» **Recorded information**:
-------------------------

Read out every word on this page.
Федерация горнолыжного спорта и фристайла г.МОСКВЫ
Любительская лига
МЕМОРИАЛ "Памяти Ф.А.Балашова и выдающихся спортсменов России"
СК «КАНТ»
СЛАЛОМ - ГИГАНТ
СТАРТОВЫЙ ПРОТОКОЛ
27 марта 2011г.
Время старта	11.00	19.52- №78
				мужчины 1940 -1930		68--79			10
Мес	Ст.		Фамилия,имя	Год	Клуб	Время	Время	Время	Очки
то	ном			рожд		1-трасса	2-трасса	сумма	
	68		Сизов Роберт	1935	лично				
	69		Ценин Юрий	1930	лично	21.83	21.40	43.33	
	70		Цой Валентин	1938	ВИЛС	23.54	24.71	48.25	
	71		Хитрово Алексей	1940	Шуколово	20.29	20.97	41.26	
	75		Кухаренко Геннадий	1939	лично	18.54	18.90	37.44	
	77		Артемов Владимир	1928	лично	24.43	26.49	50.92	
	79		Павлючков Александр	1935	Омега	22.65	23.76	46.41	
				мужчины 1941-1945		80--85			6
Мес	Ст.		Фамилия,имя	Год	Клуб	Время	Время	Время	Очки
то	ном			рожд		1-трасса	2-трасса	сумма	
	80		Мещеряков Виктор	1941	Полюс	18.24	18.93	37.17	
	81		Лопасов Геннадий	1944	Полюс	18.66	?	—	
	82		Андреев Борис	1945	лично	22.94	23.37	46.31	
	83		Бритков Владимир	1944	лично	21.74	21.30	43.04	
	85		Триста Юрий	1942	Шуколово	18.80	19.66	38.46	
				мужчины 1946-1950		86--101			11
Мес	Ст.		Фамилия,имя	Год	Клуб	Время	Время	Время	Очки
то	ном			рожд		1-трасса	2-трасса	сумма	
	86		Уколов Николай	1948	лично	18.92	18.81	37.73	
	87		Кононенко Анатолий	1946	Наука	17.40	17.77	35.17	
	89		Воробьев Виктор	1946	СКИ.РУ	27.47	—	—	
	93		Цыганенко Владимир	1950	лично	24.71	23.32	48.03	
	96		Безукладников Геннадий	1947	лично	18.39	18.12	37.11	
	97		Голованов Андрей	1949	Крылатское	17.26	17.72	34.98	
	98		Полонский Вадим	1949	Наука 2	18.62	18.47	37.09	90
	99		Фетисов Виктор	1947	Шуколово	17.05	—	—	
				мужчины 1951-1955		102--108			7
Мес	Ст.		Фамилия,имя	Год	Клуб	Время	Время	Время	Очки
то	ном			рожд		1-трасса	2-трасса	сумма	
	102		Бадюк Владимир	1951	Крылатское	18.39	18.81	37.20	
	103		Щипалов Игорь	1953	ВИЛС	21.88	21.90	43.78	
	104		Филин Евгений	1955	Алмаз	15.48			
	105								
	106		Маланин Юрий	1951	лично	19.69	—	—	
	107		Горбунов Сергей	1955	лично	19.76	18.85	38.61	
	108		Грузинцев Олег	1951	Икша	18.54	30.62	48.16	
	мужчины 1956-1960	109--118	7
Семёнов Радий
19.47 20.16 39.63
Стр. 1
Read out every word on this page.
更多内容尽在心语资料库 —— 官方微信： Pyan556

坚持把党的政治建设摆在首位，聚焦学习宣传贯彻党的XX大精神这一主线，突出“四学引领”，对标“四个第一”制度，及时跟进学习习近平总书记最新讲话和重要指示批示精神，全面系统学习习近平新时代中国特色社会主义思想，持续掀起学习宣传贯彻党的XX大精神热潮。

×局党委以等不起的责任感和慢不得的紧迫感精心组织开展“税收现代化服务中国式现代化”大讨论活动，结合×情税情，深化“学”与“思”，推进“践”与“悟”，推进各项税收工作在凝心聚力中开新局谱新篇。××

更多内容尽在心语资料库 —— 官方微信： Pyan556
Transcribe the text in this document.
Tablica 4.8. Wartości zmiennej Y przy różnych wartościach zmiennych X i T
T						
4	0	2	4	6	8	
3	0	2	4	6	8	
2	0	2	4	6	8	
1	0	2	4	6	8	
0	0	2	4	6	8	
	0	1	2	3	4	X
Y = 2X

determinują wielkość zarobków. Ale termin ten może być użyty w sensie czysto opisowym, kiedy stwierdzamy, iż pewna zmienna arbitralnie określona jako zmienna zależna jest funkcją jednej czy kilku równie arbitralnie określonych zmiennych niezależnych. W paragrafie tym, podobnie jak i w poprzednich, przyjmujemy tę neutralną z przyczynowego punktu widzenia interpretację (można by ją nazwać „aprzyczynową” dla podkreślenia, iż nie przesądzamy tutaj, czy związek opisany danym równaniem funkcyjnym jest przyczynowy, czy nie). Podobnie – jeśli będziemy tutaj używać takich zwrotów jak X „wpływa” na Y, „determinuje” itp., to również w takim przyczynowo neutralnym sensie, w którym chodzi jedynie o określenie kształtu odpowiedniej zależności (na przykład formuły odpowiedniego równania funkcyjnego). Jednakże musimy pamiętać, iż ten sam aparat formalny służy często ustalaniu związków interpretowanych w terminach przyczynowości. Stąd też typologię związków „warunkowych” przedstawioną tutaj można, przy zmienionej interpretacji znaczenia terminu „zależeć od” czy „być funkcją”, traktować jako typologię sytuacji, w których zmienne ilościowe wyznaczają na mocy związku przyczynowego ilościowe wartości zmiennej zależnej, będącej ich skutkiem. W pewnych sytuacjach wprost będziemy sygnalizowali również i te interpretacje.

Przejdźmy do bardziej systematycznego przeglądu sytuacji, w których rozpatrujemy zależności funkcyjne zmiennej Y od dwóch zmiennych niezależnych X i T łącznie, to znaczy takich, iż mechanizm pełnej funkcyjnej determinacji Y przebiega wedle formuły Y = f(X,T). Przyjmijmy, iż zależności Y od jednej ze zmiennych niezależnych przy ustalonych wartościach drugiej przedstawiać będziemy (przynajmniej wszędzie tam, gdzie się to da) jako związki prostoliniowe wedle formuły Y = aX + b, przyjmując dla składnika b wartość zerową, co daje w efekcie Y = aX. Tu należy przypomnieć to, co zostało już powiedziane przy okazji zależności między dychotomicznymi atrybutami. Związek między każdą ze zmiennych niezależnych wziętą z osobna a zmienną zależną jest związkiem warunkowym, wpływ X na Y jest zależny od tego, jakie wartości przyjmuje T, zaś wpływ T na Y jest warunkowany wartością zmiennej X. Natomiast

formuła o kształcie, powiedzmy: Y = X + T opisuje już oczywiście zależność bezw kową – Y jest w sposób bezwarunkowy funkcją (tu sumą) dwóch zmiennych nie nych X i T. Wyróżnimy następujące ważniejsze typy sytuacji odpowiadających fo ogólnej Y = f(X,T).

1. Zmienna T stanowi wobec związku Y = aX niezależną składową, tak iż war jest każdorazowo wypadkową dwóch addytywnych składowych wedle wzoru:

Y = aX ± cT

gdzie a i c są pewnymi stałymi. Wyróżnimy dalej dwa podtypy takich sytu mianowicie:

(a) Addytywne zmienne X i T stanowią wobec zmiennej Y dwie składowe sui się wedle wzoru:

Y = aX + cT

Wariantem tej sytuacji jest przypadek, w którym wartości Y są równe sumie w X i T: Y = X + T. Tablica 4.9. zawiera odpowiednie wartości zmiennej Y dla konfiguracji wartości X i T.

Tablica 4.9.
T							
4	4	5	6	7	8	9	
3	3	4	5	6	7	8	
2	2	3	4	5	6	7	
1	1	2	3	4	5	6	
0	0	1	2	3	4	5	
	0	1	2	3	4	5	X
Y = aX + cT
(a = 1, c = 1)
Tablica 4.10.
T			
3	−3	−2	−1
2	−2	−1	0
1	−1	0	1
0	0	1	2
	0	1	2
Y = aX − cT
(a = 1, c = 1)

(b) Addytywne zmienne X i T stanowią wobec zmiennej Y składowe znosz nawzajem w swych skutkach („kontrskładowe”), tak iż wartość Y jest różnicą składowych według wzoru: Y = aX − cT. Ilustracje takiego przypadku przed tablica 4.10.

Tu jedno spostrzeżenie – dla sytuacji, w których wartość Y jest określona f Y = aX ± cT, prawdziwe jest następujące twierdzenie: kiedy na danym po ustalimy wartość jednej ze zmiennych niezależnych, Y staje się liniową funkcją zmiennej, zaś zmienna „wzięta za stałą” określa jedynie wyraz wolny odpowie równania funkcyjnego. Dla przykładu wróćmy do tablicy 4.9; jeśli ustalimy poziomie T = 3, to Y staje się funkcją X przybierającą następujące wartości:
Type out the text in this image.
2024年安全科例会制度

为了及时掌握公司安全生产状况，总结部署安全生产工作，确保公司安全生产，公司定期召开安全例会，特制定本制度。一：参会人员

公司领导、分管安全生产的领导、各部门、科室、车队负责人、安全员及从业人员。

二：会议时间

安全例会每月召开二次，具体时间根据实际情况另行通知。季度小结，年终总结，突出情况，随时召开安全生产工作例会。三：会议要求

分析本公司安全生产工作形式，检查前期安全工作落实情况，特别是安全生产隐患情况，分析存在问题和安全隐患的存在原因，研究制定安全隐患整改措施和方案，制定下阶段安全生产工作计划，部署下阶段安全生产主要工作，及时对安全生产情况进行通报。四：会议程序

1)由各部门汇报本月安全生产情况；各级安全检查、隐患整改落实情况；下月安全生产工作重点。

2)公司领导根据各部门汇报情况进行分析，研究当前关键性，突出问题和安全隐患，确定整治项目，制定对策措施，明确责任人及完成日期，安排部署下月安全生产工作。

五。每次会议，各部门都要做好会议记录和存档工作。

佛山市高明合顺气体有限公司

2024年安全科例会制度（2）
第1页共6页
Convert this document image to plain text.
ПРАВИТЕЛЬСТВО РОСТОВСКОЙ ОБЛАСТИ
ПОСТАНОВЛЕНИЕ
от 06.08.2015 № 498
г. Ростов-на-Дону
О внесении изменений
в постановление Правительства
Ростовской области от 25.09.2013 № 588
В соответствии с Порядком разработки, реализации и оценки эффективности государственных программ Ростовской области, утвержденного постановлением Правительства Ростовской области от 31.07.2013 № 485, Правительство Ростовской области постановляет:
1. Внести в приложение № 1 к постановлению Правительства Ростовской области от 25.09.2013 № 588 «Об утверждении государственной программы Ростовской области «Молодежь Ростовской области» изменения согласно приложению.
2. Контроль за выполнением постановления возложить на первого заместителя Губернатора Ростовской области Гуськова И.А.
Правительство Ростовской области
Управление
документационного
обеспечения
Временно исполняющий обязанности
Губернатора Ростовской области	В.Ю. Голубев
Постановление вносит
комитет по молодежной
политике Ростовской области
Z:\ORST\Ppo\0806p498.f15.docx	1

-------------------------

» **Your objective**: Each line with the string "wobec" in it needs to be found and copied.

» **Solution below**:
1. Zmienna T stanowi wobec związku Y = aX niezależną składową, tak iż war jest każdorazowo wypadkową dwóch addytywnych składowych wedle wzoru:
(a) Addytywne zmienne X i T stanowią wobec zmiennej Y dwie składowe sui się wedle wzoru:
(b) Addytywne zmienne X i T stanowią wobec zmiennej Y składowe znosz nawzajem w swych skutkach („kontrskładowe”), tak iż wartość Y jest różnicą składowych według wzoru: Y = aX − cT. Ilustracje takiego przypadku przed tablica 4.10.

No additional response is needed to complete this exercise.